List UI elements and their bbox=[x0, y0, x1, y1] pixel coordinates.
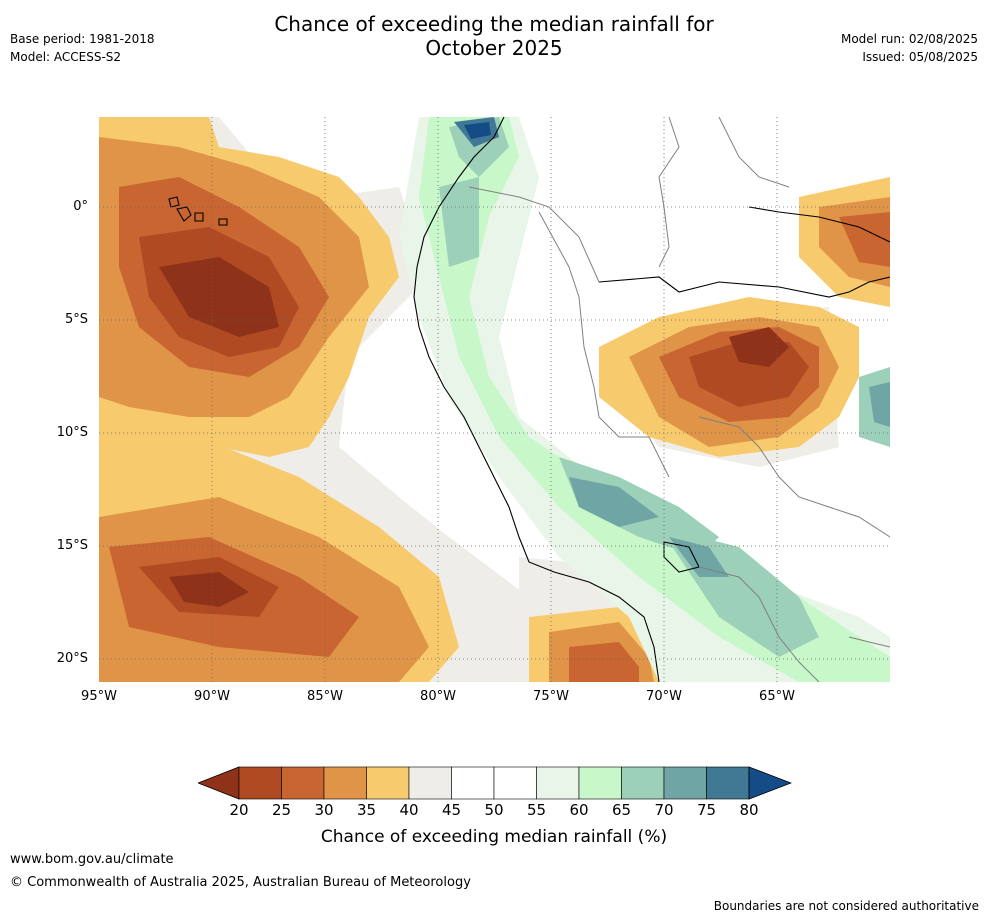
colorbar-swatch-75-80 bbox=[706, 766, 750, 800]
dry-zone-southwest bbox=[99, 437, 459, 682]
colorbar-swatch-65-70 bbox=[621, 766, 665, 800]
colorbar-high-arrow bbox=[748, 766, 793, 800]
colorbar-swatch-45-50 bbox=[451, 766, 495, 800]
colorbar-swatch-60-65 bbox=[578, 766, 622, 800]
colorbar-tick-20: 20 bbox=[229, 801, 249, 819]
coastline bbox=[168, 117, 890, 682]
colorbar-tick-50: 50 bbox=[484, 801, 504, 819]
colorbar-tick-80: 80 bbox=[739, 801, 759, 819]
title-line-2: October 2025 bbox=[425, 36, 563, 60]
colorbar bbox=[196, 766, 793, 804]
lon-label-65w: 65°W bbox=[759, 689, 795, 704]
meta-right: Model run: 02/08/2025 Issued: 05/08/2025 bbox=[841, 30, 978, 66]
lon-label-70w: 70°W bbox=[646, 689, 682, 704]
colorbar-tick-45: 45 bbox=[441, 801, 462, 819]
colorbar-low-arrow bbox=[196, 766, 240, 800]
colorbar-tick-70: 70 bbox=[654, 801, 674, 819]
colorbar-swatch-55-60 bbox=[536, 766, 580, 800]
lon-label-90w: 90°W bbox=[194, 689, 230, 704]
colorbar-tick-40: 40 bbox=[399, 801, 419, 819]
lat-label-10s: 10°S bbox=[56, 425, 88, 440]
colorbar-tick-55: 55 bbox=[526, 801, 547, 819]
map-svg bbox=[99, 117, 890, 682]
colorbar-tick-75: 75 bbox=[696, 801, 717, 819]
lon-label-75w: 75°W bbox=[533, 689, 569, 704]
colorbar-swatch-35-40 bbox=[366, 766, 410, 800]
colorbar-swatch-25-30 bbox=[281, 766, 325, 800]
colorbar-ticks: 20 25 30 35 40 45 50 55 60 65 70 75 80 bbox=[0, 801, 988, 821]
base-period: Base period: 1981-2018 bbox=[10, 32, 155, 46]
wet-zone-andes bbox=[399, 117, 890, 682]
meta-left: Base period: 1981-2018 Model: ACCESS-S2 bbox=[10, 30, 155, 66]
colorbar-tick-60: 60 bbox=[569, 801, 589, 819]
colorbar-swatch-50-55 bbox=[493, 766, 537, 800]
model-run: Model run: 02/08/2025 bbox=[840, 32, 978, 46]
issued-date: Issued: 05/08/2025 bbox=[862, 50, 978, 64]
colorbar-swatch-70-75 bbox=[663, 766, 707, 800]
lat-label-15s: 15°S bbox=[56, 538, 88, 553]
lat-label-0: 0° bbox=[73, 199, 88, 214]
rainfall-map bbox=[99, 117, 890, 682]
colorbar-label: Chance of exceeding median rainfall (%) bbox=[320, 827, 668, 847]
colorbar-swatch-20-25 bbox=[238, 766, 282, 800]
disclaimer-text: Boundaries are not considered authoritat… bbox=[713, 899, 979, 913]
colorbar-tick-65: 65 bbox=[611, 801, 632, 819]
colorbar-tick-30: 30 bbox=[314, 801, 334, 819]
lon-label-95w: 95°W bbox=[81, 689, 117, 704]
country-borders bbox=[468, 117, 890, 682]
colorbar-swatch-30-35 bbox=[323, 766, 367, 800]
model-name: Model: ACCESS-S2 bbox=[10, 50, 122, 64]
colorbar-swatch-40-45 bbox=[408, 766, 452, 800]
colorbar-tick-25: 25 bbox=[271, 801, 292, 819]
lat-label-5s: 5°S bbox=[64, 312, 88, 327]
map-title: Chance of exceeding the median rainfall … bbox=[0, 12, 988, 60]
colorbar-tick-35: 35 bbox=[356, 801, 377, 819]
colorbar-svg bbox=[196, 766, 793, 800]
lon-label-80w: 80°W bbox=[420, 689, 456, 704]
copyright-text: © Commonwealth of Australia 2025, Austra… bbox=[10, 875, 471, 890]
lat-label-20s: 20°S bbox=[56, 651, 88, 666]
website-link[interactable]: www.bom.gov.au/climate bbox=[10, 852, 174, 867]
dry-zone-west bbox=[99, 117, 399, 457]
title-line-1: Chance of exceeding the median rainfall … bbox=[274, 12, 714, 36]
lon-label-85w: 85°W bbox=[307, 689, 343, 704]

**TAREFA SOLICITADA**
Reproduza as linhas de todos os registros, alterando "Base period" para "Reference period" e mantendo o restante inalterado. Não inclua as imagens na resposta.

**RESPOSTA COMPLETA**
List UI elements and their bbox=[x0, y0, x1, y1] pixel coordinates.
colorbar-swatch-75-80 bbox=[706, 766, 750, 800]
dry-zone-southwest bbox=[99, 437, 459, 682]
colorbar-swatch-65-70 bbox=[621, 766, 665, 800]
colorbar-high-arrow bbox=[748, 766, 793, 800]
colorbar-swatch-45-50 bbox=[451, 766, 495, 800]
colorbar-swatch-60-65 bbox=[578, 766, 622, 800]
colorbar-tick-20: 20 bbox=[229, 801, 249, 819]
coastline bbox=[168, 117, 890, 682]
colorbar-tick-50: 50 bbox=[484, 801, 504, 819]
colorbar-tick-80: 80 bbox=[739, 801, 759, 819]
title-line-2: October 2025 bbox=[425, 36, 563, 60]
colorbar bbox=[196, 766, 793, 804]
lon-label-65w: 65°W bbox=[759, 689, 795, 704]
meta-right: Model run: 02/08/2025 Issued: 05/08/2025 bbox=[841, 30, 978, 66]
lon-label-70w: 70°W bbox=[646, 689, 682, 704]
colorbar-tick-45: 45 bbox=[441, 801, 462, 819]
colorbar-low-arrow bbox=[196, 766, 240, 800]
colorbar-tick-70: 70 bbox=[654, 801, 674, 819]
colorbar-swatch-55-60 bbox=[536, 766, 580, 800]
lon-label-90w: 90°W bbox=[194, 689, 230, 704]
colorbar-tick-40: 40 bbox=[399, 801, 419, 819]
lat-label-10s: 10°S bbox=[56, 425, 88, 440]
colorbar-tick-55: 55 bbox=[526, 801, 547, 819]
map-svg bbox=[99, 117, 890, 682]
colorbar-tick-75: 75 bbox=[696, 801, 717, 819]
lon-label-75w: 75°W bbox=[533, 689, 569, 704]
colorbar-swatch-35-40 bbox=[366, 766, 410, 800]
colorbar-swatch-25-30 bbox=[281, 766, 325, 800]
colorbar-ticks: 20 25 30 35 40 45 50 55 60 65 70 75 80 bbox=[0, 801, 988, 821]
base-period: Reference period: 1981-2018 bbox=[10, 32, 155, 46]
wet-zone-andes bbox=[399, 117, 890, 682]
meta-left: Reference period: 1981-2018 Model: ACCESS-S2 bbox=[10, 30, 155, 66]
colorbar-tick-60: 60 bbox=[569, 801, 589, 819]
colorbar-swatch-50-55 bbox=[493, 766, 537, 800]
model-run: Model run: 02/08/2025 bbox=[840, 32, 978, 46]
issued-date: Issued: 05/08/2025 bbox=[862, 50, 978, 64]
colorbar-swatch-70-75 bbox=[663, 766, 707, 800]
lat-label-15s: 15°S bbox=[56, 538, 88, 553]
lat-label-0: 0° bbox=[73, 199, 88, 214]
rainfall-map bbox=[99, 117, 890, 682]
colorbar-label: Chance of exceeding median rainfall (%) bbox=[320, 827, 668, 847]
colorbar-swatch-20-25 bbox=[238, 766, 282, 800]
disclaimer-text: Boundaries are not considered authoritat… bbox=[713, 899, 979, 913]
colorbar-tick-65: 65 bbox=[611, 801, 632, 819]
colorbar-tick-30: 30 bbox=[314, 801, 334, 819]
lon-label-95w: 95°W bbox=[81, 689, 117, 704]
country-borders bbox=[468, 117, 890, 682]
colorbar-swatch-30-35 bbox=[323, 766, 367, 800]
model-name: Model: ACCESS-S2 bbox=[10, 50, 122, 64]
colorbar-swatch-40-45 bbox=[408, 766, 452, 800]
colorbar-tick-25: 25 bbox=[271, 801, 292, 819]
lat-label-5s: 5°S bbox=[64, 312, 88, 327]
map-title: Chance of exceeding the median rainfall … bbox=[0, 12, 988, 60]
colorbar-tick-35: 35 bbox=[356, 801, 377, 819]
colorbar-svg bbox=[196, 766, 793, 800]
lon-label-80w: 80°W bbox=[420, 689, 456, 704]
copyright-text: © Commonwealth of Australia 2025, Austra… bbox=[10, 875, 471, 890]
lat-label-20s: 20°S bbox=[56, 651, 88, 666]
website-link[interactable]: www.bom.gov.au/climate bbox=[10, 852, 174, 867]
dry-zone-west bbox=[99, 117, 399, 457]
title-line-1: Chance of exceeding the median rainfall … bbox=[274, 12, 714, 36]
lon-label-85w: 85°W bbox=[307, 689, 343, 704]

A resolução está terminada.